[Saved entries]
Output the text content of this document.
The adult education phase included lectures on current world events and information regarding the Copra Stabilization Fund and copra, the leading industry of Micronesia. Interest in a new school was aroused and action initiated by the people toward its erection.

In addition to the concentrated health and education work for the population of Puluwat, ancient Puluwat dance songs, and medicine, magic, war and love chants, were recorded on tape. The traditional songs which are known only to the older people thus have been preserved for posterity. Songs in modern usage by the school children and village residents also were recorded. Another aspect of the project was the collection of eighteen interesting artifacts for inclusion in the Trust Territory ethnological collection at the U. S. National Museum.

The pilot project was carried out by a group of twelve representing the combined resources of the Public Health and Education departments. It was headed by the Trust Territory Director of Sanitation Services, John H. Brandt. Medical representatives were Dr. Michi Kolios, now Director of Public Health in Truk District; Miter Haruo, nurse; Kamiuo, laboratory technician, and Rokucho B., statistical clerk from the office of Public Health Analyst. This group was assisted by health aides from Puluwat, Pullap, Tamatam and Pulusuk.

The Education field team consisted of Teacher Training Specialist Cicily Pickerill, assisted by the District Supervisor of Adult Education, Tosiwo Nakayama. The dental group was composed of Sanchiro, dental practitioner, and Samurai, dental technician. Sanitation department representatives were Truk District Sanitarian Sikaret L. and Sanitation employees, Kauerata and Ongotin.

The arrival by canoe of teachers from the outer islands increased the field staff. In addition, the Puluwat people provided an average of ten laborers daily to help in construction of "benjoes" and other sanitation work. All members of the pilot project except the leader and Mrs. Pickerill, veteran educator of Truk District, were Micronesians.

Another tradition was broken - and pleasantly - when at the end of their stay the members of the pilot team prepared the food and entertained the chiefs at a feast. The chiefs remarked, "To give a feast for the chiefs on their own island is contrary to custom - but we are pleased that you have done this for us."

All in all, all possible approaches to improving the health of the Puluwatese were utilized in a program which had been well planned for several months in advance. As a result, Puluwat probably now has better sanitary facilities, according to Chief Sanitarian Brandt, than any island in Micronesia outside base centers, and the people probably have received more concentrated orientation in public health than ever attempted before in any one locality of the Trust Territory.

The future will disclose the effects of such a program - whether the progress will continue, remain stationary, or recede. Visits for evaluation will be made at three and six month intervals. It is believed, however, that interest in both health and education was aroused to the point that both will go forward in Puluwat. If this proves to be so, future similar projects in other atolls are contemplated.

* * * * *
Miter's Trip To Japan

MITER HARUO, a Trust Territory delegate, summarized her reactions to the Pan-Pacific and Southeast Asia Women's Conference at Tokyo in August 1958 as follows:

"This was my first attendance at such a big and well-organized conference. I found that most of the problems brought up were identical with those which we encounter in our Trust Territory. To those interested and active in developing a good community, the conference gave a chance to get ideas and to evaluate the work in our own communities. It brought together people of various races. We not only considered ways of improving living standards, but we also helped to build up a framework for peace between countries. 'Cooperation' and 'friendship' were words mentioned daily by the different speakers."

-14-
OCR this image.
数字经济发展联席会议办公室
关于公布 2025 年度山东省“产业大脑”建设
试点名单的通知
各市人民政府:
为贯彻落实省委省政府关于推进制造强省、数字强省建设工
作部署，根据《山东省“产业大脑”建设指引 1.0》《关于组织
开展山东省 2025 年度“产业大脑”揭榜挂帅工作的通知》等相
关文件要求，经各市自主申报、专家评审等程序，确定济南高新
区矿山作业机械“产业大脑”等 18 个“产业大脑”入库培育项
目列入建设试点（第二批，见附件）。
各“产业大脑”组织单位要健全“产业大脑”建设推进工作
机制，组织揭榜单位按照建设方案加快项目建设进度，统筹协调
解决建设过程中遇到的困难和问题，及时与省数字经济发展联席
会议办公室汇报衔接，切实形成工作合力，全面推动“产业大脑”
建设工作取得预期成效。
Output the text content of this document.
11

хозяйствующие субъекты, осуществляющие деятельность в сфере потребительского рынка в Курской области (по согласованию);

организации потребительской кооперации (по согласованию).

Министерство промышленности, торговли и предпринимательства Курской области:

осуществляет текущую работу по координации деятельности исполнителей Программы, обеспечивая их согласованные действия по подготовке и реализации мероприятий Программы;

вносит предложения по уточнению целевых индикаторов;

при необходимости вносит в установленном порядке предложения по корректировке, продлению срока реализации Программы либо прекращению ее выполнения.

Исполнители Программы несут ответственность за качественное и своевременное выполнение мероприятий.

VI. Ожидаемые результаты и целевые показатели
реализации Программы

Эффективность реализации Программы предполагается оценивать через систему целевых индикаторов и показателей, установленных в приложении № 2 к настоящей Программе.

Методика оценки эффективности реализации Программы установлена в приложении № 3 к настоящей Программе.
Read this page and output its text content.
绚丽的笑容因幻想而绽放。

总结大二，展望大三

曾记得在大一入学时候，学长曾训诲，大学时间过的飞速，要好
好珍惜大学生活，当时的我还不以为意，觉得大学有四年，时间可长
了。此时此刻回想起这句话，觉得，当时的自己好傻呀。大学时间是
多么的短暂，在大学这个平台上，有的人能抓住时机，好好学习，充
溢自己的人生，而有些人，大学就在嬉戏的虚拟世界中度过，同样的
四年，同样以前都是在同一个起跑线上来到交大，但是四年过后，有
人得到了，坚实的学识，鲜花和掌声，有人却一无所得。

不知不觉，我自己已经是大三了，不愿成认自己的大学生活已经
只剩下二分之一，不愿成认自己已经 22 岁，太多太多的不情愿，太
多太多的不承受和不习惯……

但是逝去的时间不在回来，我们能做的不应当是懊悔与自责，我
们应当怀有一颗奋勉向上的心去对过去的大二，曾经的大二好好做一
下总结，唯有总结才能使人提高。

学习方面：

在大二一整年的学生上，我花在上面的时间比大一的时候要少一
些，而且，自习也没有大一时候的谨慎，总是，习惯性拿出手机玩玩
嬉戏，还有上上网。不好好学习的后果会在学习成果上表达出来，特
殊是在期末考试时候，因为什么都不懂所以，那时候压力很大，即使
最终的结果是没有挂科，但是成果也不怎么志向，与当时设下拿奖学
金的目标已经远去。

- _Instructions for the task_: Copy the material above, line for line.

- _Result of the exercise_:
Output the text content of this document.
The adult education phase included lectures on current world events and information regarding the Copra Stabilization Fund and copra, the leading industry of Micronesia. Interest in a new school was aroused and action initiated by the people toward its erection.

In addition to the concentrated health and education work for the population of Puluwat, ancient Puluwat dance songs, and medicine, magic, war and love chants, were recorded on tape. The traditional songs which are known only to the older people thus have been preserved for posterity. Songs in modern usage by the school children and village residents also were recorded. Another aspect of the project was the collection of eighteen interesting artifacts for inclusion in the Trust Territory ethnological collection at the U. S. National Museum.

The pilot project was carried out by a group of twelve representing the combined resources of the Public Health and Education departments. It was headed by the Trust Territory Director of Sanitation Services, John H. Brandt. Medical representatives were Dr. Michi Kolios, now Director of Public Health in Truk District; Miter Haruo, nurse; Kamiuo, laboratory technician, and Rokucho B., statistical clerk from the office of Public Health Analyst. This group was assisted by health aides from Puluwat, Pullap, Tamatam and Pulusuk.

The Education field team consisted of Teacher Training Specialist Cicily Pickerill, assisted by the District Supervisor of Adult Education, Tosiwo Nakayama. The dental group was composed of Sanchiro, dental practitioner, and Samurai, dental technician. Sanitation department representatives were Truk District Sanitarian Sikaret L. and Sanitation employees, Kauerata and Ongotin.

The arrival by canoe of teachers from the outer islands increased the field staff. In addition, the Puluwat people provided an average of ten laborers daily to help in construction of "benjoes" and other sanitation work. All members of the pilot project except the leader and Mrs. Pickerill, veteran educator of Truk District, were Micronesians.

Another tradition was broken - and pleasantly - when at the end of their stay the members of the pilot team prepared the food and entertained the chiefs at a feast. The chiefs remarked, "To give a feast for the chiefs on their own island is contrary to custom - but we are pleased that you have done this for us."

All in all, all possible approaches to improving the health of the Puluwatese were utilized in a program which had been well planned for several months in advance. As a result, Puluwat probably now has better sanitary facilities, according to Chief Sanitarian Brandt, than any island in Micronesia outside base centers, and the people probably have received more concentrated orientation in public health than ever attempted before in any one locality of the Trust Territory.

The future will disclose the effects of such a program - whether the progress will continue, remain stationary, or recede. Visits for evaluation will be made at three and six month intervals. It is believed, however, that interest in both health and education was aroused to the point that both will go forward in Puluwat. If this proves to be so, future similar projects in other atolls are contemplated.

* * * * *
Miter's Trip To Japan

MITER HARUO, a Trust Territory delegate, summarized her reactions to the Pan-Pacific and Southeast Asia Women's Conference at Tokyo in August 1958 as follows:

"This was my first attendance at such a big and well-organized conference. I found that most of the problems brought up were identical with those which we encounter in our Trust Territory. To those interested and active in developing a good community, the conference gave a chance to get ideas and to evaluate the work in our own communities. It brought together people of various races. We not only considered ways of improving living standards, but we also helped to build up a framework for peace between countries. 'Cooperation' and 'friendship' were words mentioned daily by the different speakers."

-14-
OCR this image.
数字经济发展联席会议办公室
关于公布 2025 年度山东省“产业大脑”建设
试点名单的通知
各市人民政府:
为贯彻落实省委省政府关于推进制造强省、数字强省建设工
作部署，根据《山东省“产业大脑”建设指引 1.0》《关于组织
开展山东省 2025 年度“产业大脑”揭榜挂帅工作的通知》等相
关文件要求，经各市自主申报、专家评审等程序，确定济南高新
区矿山作业机械“产业大脑”等 18 个“产业大脑”入库培育项
目列入建设试点（第二批，见附件）。
各“产业大脑”组织单位要健全“产业大脑”建设推进工作
机制，组织揭榜单位按照建设方案加快项目建设进度，统筹协调
解决建设过程中遇到的困难和问题，及时与省数字经济发展联席
会议办公室汇报衔接，切实形成工作合力，全面推动“产业大脑”
建设工作取得预期成效。
Output the text content of this document.
11

хозяйствующие субъекты, осуществляющие деятельность в сфере потребительского рынка в Курской области (по согласованию);

организации потребительской кооперации (по согласованию).

Министерство промышленности, торговли и предпринимательства Курской области:

осуществляет текущую работу по координации деятельности исполнителей Программы, обеспечивая их согласованные действия по подготовке и реализации мероприятий Программы;

вносит предложения по уточнению целевых индикаторов;

при необходимости вносит в установленном порядке предложения по корректировке, продлению срока реализации Программы либо прекращению ее выполнения.

Исполнители Программы несут ответственность за качественное и своевременное выполнение мероприятий.

VI. Ожидаемые результаты и целевые показатели
реализации Программы

Эффективность реализации Программы предполагается оценивать через систему целевых индикаторов и показателей, установленных в приложении № 2 к настоящей Программе.

Методика оценки эффективности реализации Программы установлена в приложении № 3 к настоящей Программе.
Read this page and output its text content.
绚丽的笑容因幻想而绽放。

总结大二，展望大三

曾记得在大一入学时候，学长曾训诲，大学时间过的飞速，要好
好珍惜大学生活，当时的我还不以为意，觉得大学有四年，时间可长
了。此时此刻回想起这句话，觉得，当时的自己好傻呀。大学时间是
多么的短暂，在大学这个平台上，有的人能抓住时机，好好学习，充
溢自己的人生，而有些人，大学就在嬉戏的虚拟世界中度过，同样的
四年，同样以前都是在同一个起跑线上来到交大，但是四年过后，有
人得到了，坚实的学识，鲜花和掌声，有人却一无所得。

不知不觉，我自己已经是大三了，不愿成认自己的大学生活已经
只剩下二分之一，不愿成认自己已经 22 岁，太多太多的不情愿，太
多太多的不承受和不习惯……

但是逝去的时间不在回来，我们能做的不应当是懊悔与自责，我
们应当怀有一颗奋勉向上的心去对过去的大二，曾经的大二好好做一
下总结，唯有总结才能使人提高。

学习方面：

在大二一整年的学生上，我花在上面的时间比大一的时候要少一
些，而且，自习也没有大一时候的谨慎，总是，习惯性拿出手机玩玩
嬉戏，还有上上网。不好好学习的后果会在学习成果上表达出来，特
殊是在期末考试时候，因为什么都不懂所以，那时候压力很大，即使
最终的结果是没有挂科，但是成果也不怎么志向，与当时设下拿奖学
金的目标已经远去。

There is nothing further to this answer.